• [TEXT SECTION]:
=====

Phase 2: Dynamic Execution

# Execute with engine reference for component access
result = await workflow_executor.execute(
    initial_input=initial_input,
    executor=self,  # Engine passed for dynamic component execution
    session_id=session_id
)

Key Features: - Dynamic Component Access: Custom workflows can execute agents and other workflows through the engine - Flexible Session Management: Session handling delegated to custom workflow implementation - Type Safety: Input/output type validation through workflow executor - Error Propagation: Custom workflow errors wrapped with execution context

Objective: Provide real-time event streaming for interactive agent execution with comprehensive state management.

flowchart TD
    A[Streaming Request] --> B[Agent Preparation]
    B --> C[Session Info Event]
    C --> D[Event Stream Loop]
    D --> E[State Management]
    E --> F[History Persistence]
    F --> G[Resource Cleanup]

    style A fill:#2196F3,stroke:#1976D2,stroke-width:2px,color:#fff
    style G fill:#4CAF50,stroke:#388E3C,stroke-width:2px,color:#fff
    style D fill:#9C27B0,stroke:#7B1FA2,stroke-width:2px,color:#fff
    style E fill:#FF9800,stroke:#F57C00,stroke-width:2px,color:#fff

Phase 1: Streaming Setup

# Auto-generate session ID for agents with history
if not session_id:
    agent_config_dict = self._config_manager.get_config("agent", agent_name)

=====

• [DATA]:
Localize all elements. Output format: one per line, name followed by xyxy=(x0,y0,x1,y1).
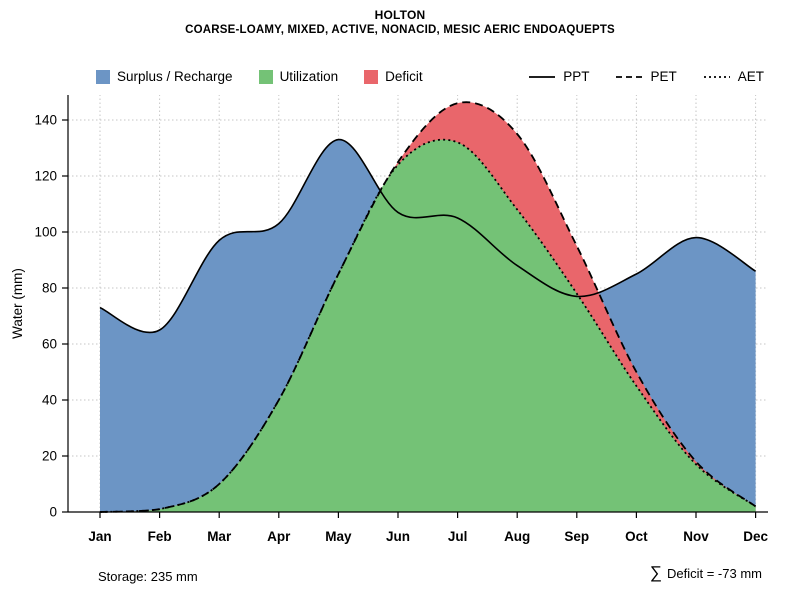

=====

• [TO DO]:
(A) Check each statement against the execution engine text. (i) Session handling is delegated to the custom workflow implementation. (ii) Custom workflow errors are passed on without any added context. (iii) During streaming setup, a session ID is auto-generated for agents with history. For each, answer yes or no and quote the deciding words of the text.
(B) Copy everything in the execution engine text from "Phase 2: Dynamic" down to "comprehensive state management.".
(C) Carry on the execution engine text from the point where it stops.

• [TASK-BY-TASK ANSWERS]:
(A)
(i) Yes: "Session handling delegated to custom workflow implementation"
(ii) No: "Custom workflow errors wrapped with execution context"
(iii) Yes: "Auto-generate session ID for agents with history"

(B)
Phase 2: Dynamic Execution

# Execute with engine reference for component access
result = await workflow_executor.execute(
    initial_input=initial_input,
    executor=self,  # Engine passed for dynamic component execution
    session_id=session_id
)

Key Features: - Dynamic Component Access: Custom workflows can execute agents and other workflows through the engine - Flexible Session Management: Session handling delegated to custom workflow implementation - Type Safety: Input/output type validation through workflow executor - Error Propagation: Custom workflow errors wrapped with execution context

Objective: Provide real-time event streaming for interactive agent execution with comprehensive state management.

(C)
    if agent_config_dict:
        agent_config = AgentConfig(**agent_config_dict)
        if agent_config.include_history:
            session_id = f"agent-{uuid.uuid4().hex[:8]}"

# Prepare agent with same flow as synchronous execution
agent_instance, servers_to_unregister = await self._prepare_agent_for_run(
    agent_name, user_message, system_prompt, session_id
)

Phase 2: Event Streaming

# Yield session info as first event
if session_id:
    yield {"type": "session_info", "data": {"session_id": session_id}}

# Stream agent conversation events
async for event in agent_instance.stream_conversation():
    yield event

Phase 3: State Management & Cleanup

# Save conversation history in finally block
if agent_instance and agent_instance.config.include_history and session_id and self._session_manager:
    self._session_manager.save_conversation_history(
        session_id=session_id,
        conversation=agent_instance.conversation_history,
        agent_name=agent_name,
    )

# Keep dynamically registered servers active for future use
if servers_to_unregister:
    logger.debug(f"Keeping {len(servers_to_unregister)} dynamically registered servers active")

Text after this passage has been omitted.